TO DO
Below are records; repeat them all exactly.

══ EXTRACTED ENTRIES ══

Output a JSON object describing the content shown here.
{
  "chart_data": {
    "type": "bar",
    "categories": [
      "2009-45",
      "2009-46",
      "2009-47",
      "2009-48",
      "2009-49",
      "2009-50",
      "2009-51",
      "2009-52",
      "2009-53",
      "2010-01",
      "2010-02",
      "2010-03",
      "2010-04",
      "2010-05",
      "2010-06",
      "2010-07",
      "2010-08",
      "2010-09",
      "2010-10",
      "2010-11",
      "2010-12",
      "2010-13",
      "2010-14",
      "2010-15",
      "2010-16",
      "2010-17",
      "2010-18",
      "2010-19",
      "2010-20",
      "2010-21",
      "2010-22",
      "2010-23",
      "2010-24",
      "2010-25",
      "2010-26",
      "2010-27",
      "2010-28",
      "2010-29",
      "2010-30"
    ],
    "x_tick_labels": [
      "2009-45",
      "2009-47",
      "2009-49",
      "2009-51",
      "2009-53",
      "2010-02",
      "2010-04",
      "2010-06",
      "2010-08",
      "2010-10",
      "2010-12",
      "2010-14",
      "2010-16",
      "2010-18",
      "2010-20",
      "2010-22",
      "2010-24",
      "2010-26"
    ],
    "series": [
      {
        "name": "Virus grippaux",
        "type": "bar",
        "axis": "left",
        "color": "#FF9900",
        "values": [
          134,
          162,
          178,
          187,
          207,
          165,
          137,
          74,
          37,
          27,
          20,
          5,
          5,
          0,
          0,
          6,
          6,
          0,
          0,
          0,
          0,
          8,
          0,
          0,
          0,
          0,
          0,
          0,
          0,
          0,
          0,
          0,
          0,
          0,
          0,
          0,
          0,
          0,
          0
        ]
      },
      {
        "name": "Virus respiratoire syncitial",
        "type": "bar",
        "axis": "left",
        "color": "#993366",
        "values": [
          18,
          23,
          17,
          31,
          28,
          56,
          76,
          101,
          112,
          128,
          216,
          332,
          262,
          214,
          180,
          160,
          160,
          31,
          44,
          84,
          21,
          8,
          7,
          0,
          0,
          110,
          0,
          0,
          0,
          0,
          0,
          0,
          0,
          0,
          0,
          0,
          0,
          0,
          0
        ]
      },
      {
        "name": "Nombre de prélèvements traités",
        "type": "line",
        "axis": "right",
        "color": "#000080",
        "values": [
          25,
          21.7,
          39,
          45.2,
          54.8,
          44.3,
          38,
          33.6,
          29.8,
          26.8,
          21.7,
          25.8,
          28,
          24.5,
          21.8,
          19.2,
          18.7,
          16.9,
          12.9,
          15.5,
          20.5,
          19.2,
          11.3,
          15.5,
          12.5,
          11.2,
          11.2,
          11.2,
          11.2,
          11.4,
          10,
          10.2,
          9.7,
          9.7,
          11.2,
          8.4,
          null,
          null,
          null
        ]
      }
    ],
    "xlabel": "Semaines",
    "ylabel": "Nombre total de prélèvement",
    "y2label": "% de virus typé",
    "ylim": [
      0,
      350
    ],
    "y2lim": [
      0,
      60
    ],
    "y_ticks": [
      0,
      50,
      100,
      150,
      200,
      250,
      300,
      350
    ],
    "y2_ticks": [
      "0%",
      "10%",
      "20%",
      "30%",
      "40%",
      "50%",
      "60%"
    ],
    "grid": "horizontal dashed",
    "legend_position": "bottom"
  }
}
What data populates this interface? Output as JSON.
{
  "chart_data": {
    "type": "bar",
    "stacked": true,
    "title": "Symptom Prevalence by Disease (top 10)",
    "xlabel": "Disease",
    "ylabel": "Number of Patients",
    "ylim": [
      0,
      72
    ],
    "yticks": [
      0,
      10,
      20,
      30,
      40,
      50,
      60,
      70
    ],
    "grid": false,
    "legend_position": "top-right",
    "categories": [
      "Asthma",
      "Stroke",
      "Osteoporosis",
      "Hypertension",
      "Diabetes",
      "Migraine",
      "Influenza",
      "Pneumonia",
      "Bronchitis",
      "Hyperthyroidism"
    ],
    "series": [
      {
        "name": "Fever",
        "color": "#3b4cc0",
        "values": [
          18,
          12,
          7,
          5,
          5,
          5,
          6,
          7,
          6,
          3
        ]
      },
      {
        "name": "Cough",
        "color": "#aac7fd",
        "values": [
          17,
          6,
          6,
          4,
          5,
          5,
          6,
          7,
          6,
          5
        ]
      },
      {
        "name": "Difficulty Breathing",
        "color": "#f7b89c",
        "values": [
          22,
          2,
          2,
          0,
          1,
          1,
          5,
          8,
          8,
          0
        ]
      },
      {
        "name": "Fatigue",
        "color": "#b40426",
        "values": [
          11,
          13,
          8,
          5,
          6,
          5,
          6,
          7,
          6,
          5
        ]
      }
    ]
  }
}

═══

TASK OUTPUT
Output a JSON object describing the content shown here.
{
  "chart_data": {
    "type": "bar",
    "categories": [
      "2009-45",
      "2009-46",
      "2009-47",
      "2009-48",
      "2009-49",
      "2009-50",
      "2009-51",
      "2009-52",
      "2009-53",
      "2010-01",
      "2010-02",
      "2010-03",
      "2010-04",
      "2010-05",
      "2010-06",
      "2010-07",
      "2010-08",
      "2010-09",
      "2010-10",
      "2010-11",
      "2010-12",
      "2010-13",
      "2010-14",
      "2010-15",
      "2010-16",
      "2010-17",
      "2010-18",
      "2010-19",
      "2010-20",
      "2010-21",
      "2010-22",
      "2010-23",
      "2010-24",
      "2010-25",
      "2010-26",
      "2010-27",
      "2010-28",
      "2010-29",
      "2010-30"
    ],
    "x_tick_labels": [
      "2009-45",
      "2009-47",
      "2009-49",
      "2009-51",
      "2009-53",
      "2010-02",
      "2010-04",
      "2010-06",
      "2010-08",
      "2010-10",
      "2010-12",
      "2010-14",
      "2010-16",
      "2010-18",
      "2010-20",
      "2010-22",
      "2010-24",
      "2010-26"
    ],
    "series": [
      {
        "name": "Virus grippaux",
        "type": "bar",
        "axis": "left",
        "color": "#FF9900",
        "values": [
          134,
          162,
          178,
          187,
          207,
          165,
          137,
          74,
          37,
          27,
          20,
          5,
          5,
          0,
          0,
          6,
          6,
          0,
          0,
          0,
          0,
          8,
          0,
          0,
          0,
          0,
          0,
          0,
          0,
          0,
          0,
          0,
          0,
          0,
          0,
          0,
          0,
          0,
          0
        ]
      },
      {
        "name": "Virus respiratoire syncitial",
        "type": "bar",
        "axis": "left",
        "color": "#993366",
        "values": [
          18,
          23,
          17,
          31,
          28,
          56,
          76,
          101,
          112,
          128,
          216,
          332,
          262,
          214,
          180,
          160,
          160,
          31,
          44,
          84,
          21,
          8,
          7,
          0,
          0,
          110,
          0,
          0,
          0,
          0,
          0,
          0,
          0,
          0,
          0,
          0,
          0,
          0,
          0
        ]
      },
      {
        "name": "Nombre de prélèvements traités",
        "type": "line",
        "axis": "right",
        "color": "#000080",
        "values": [
          25,
          21.7,
          39,
          45.2,
          54.8,
          44.3,
          38,
          33.6,
          29.8,
          26.8,
          21.7,
          25.8,
          28,
          24.5,
          21.8,
          19.2,
          18.7,
          16.9,
          12.9,
          15.5,
          20.5,
          19.2,
          11.3,
          15.5,
          12.5,
          11.2,
          11.2,
          11.2,
          11.2,
          11.4,
          10,
          10.2,
          9.7,
          9.7,
          11.2,
          8.4,
          null,
          null,
          null
        ]
      }
    ],
    "xlabel": "Semaines",
    "ylabel": "Nombre total de prélèvement",
    "y2label": "% de virus typé",
    "ylim": [
      0,
      350
    ],
    "y2lim": [
      0,
      60
    ],
    "y_ticks": [
      0,
      50,
      100,
      150,
      200,
      250,
      300,
      350
    ],
    "y2_ticks": [
      "0%",
      "10%",
      "20%",
      "30%",
      "40%",
      "50%",
      "60%"
    ],
    "grid": "horizontal dashed",
    "legend_position": "bottom"
  }
}
What data populates this interface? Output as JSON.
{
  "chart_data": {
    "type": "bar",
    "stacked": true,
    "title": "Symptom Prevalence by Disease (top 10)",
    "xlabel": "Disease",
    "ylabel": "Number of Patients",
    "ylim": [
      0,
      72
    ],
    "yticks": [
      0,
      10,
      20,
      30,
      40,
      50,
      60,
      70
    ],
    "grid": false,
    "legend_position": "top-right",
    "categories": [
      "Asthma",
      "Stroke",
      "Osteoporosis",
      "Hypertension",
      "Diabetes",
      "Migraine",
      "Influenza",
      "Pneumonia",
      "Bronchitis",
      "Hyperthyroidism"
    ],
    "series": [
      {
        "name": "Fever",
        "color": "#3b4cc0",
        "values": [
          18,
          12,
          7,
          5,
          5,
          5,
          6,
          7,
          6,
          3
        ]
      },
      {
        "name": "Cough",
        "color": "#aac7fd",
        "values": [
          17,
          6,
          6,
          4,
          5,
          5,
          6,
          7,
          6,
          5
        ]
      },
      {
        "name": "Difficulty Breathing",
        "color": "#f7b89c",
        "values": [
          22,
          2,
          2,
          0,
          1,
          1,
          5,
          8,
          8,
          0
        ]
      },
      {
        "name": "Fatigue",
        "color": "#b40426",
        "values": [
          11,
          13,
          8,
          5,
          6,
          5,
          6,
          7,
          6,
          5
        ]
      }
    ]
  }
}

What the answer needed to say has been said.